(Extracted data entries)
* START *

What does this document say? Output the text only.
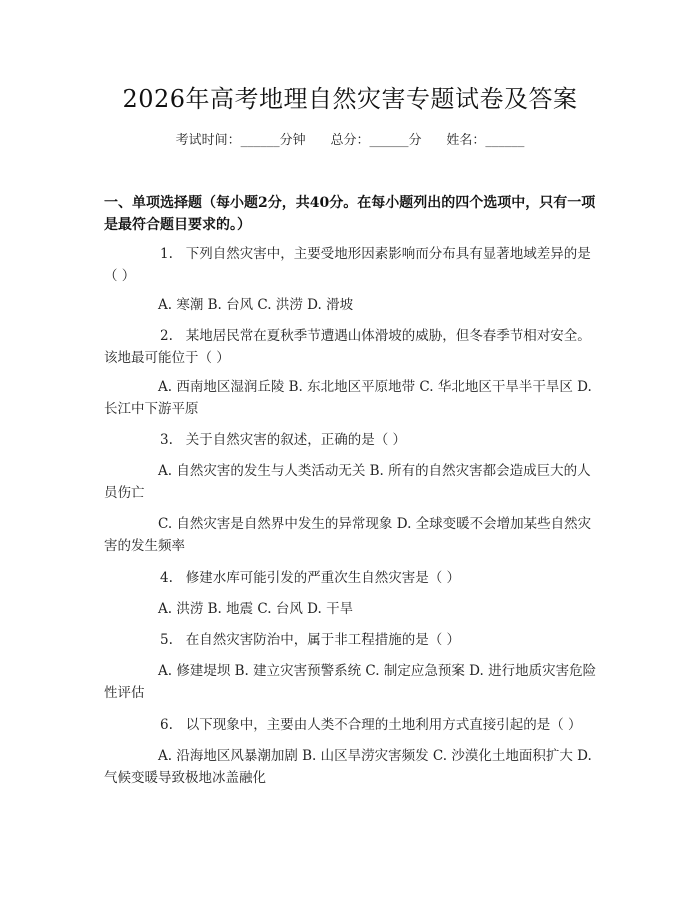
2026年高考地理自然灾害专题试卷及答案
考试时间：______分钟 总分：______分 姓名：______
一、单项选择题（每小题2分，共40分。在每小题列出的四个选项中，只有一项是最符合题目要求的。）
1. 下列自然灾害中，主要受地形因素影响而分布具有显著地域差异的是（ ）
A. 寒潮 B. 台风 C. 洪涝 D. 滑坡
2. 某地居民常在夏秋季节遭遇山体滑坡的威胁，但冬春季节相对安全。该地最可能位于（ ）
A. 西南地区湿润丘陵 B. 东北地区平原地带 C. 华北地区干旱半干旱区 D. 长江中下游平原
3. 关于自然灾害的叙述，正确的是（ ）
A. 自然灾害的发生与人类活动无关 B. 所有的自然灾害都会造成巨大的人员伤亡
C. 自然灾害是自然界中发生的异常现象 D. 全球变暖不会增加某些自然灾害的发生频率
4. 修建水库可能引发的严重次生自然灾害是（ ）
A. 洪涝 B. 地震 C. 台风 D. 干旱
5. 在自然灾害防治中，属于非工程措施的是（ ）
A. 修建堤坝 B. 建立灾害预警系统 C. 制定应急预案 D. 进行地质灾害危险性评估
6. 以下现象中，主要由人类不合理的土地利用方式直接引起的是（ ）
A. 沿海地区风暴潮加剧 B. 山区旱涝灾害频发 C. 沙漠化土地面积扩大 D. 气候变暖导致极地冰盖融化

* END *

• [Exercise aim]: Reproduce all entries exactly. Pictures do not belong in the copy.

• [Response to this task]:
What does this document say? Output the text only.
2026年高考地理自然灾害专题试卷及答案
考试时间：______分钟 总分：______分 姓名：______
一、单项选择题（每小题2分，共40分。在每小题列出的四个选项中，只有一项是最符合题目要求的。）
1. 下列自然灾害中，主要受地形因素影响而分布具有显著地域差异的是（ ）
A. 寒潮 B. 台风 C. 洪涝 D. 滑坡
2. 某地居民常在夏秋季节遭遇山体滑坡的威胁，但冬春季节相对安全。该地最可能位于（ ）
A. 西南地区湿润丘陵 B. 东北地区平原地带 C. 华北地区干旱半干旱区 D. 长江中下游平原
3. 关于自然灾害的叙述，正确的是（ ）
A. 自然灾害的发生与人类活动无关 B. 所有的自然灾害都会造成巨大的人员伤亡
C. 自然灾害是自然界中发生的异常现象 D. 全球变暖不会增加某些自然灾害的发生频率
4. 修建水库可能引发的严重次生自然灾害是（ ）
A. 洪涝 B. 地震 C. 台风 D. 干旱
5. 在自然灾害防治中，属于非工程措施的是（ ）
A. 修建堤坝 B. 建立灾害预警系统 C. 制定应急预案 D. 进行地质灾害危险性评估
6. 以下现象中，主要由人类不合理的土地利用方式直接引起的是（ ）
A. 沿海地区风暴潮加剧 B. 山区旱涝灾害频发 C. 沙漠化土地面积扩大 D. 气候变暖导致极地冰盖融化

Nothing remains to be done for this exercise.